[Stored data entries]
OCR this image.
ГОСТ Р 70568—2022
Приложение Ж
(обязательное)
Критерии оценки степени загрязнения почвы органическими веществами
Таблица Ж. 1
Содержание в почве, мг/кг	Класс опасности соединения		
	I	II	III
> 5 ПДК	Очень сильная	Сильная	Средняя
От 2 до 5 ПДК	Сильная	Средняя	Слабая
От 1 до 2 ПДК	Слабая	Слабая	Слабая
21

---

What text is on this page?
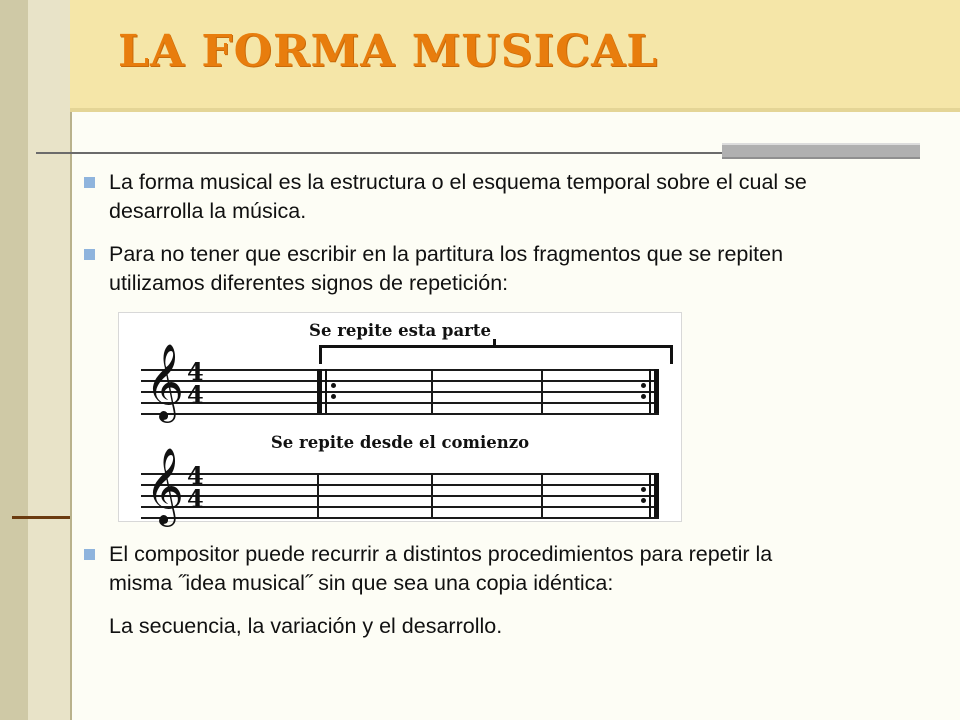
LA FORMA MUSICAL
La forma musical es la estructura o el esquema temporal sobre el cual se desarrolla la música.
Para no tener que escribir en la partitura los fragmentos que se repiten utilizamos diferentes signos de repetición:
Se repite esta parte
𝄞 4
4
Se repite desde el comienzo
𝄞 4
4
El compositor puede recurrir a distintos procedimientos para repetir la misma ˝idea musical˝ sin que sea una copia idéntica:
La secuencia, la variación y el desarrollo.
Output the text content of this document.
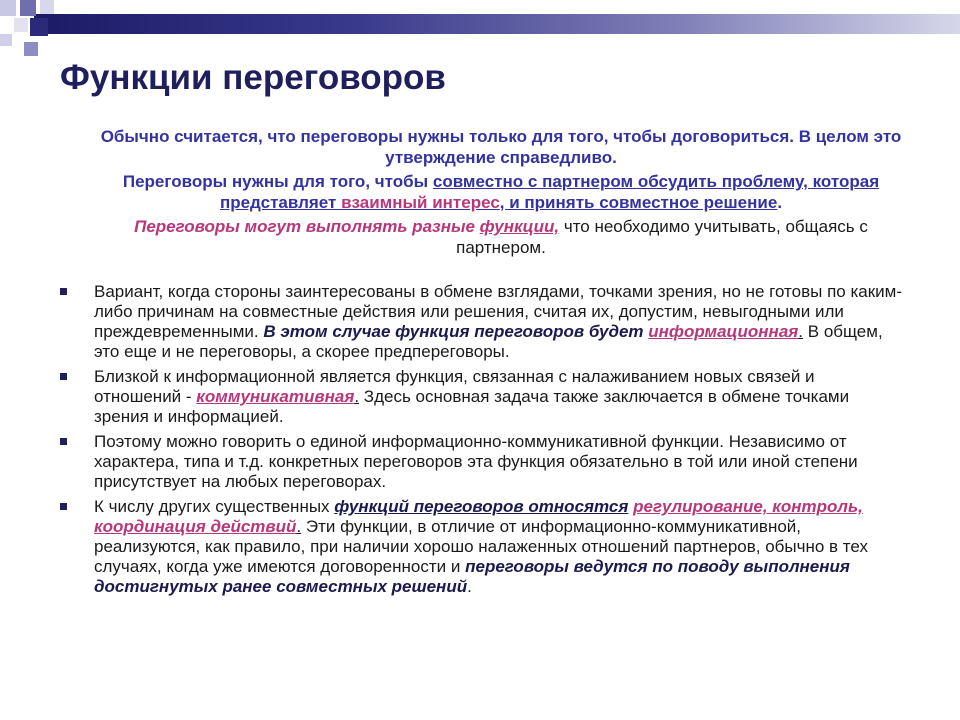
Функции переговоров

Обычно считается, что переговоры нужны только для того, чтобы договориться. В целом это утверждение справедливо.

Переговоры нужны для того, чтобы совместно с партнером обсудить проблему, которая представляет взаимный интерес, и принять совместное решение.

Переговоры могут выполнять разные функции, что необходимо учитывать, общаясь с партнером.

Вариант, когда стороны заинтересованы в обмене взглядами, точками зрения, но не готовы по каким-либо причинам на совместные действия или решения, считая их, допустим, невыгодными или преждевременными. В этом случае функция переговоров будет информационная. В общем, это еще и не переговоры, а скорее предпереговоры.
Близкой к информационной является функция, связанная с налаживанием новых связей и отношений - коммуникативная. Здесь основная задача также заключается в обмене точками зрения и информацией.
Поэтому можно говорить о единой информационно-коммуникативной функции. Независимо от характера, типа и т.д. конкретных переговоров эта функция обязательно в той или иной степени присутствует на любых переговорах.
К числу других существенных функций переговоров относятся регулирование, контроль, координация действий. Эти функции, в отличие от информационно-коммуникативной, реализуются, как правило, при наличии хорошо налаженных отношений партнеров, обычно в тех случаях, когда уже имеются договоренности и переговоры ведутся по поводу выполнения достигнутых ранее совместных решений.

**Stated exercise**. Exactly how many lines of the material contain the word "this"? Write the number alone.

**Solution to the problem**. 3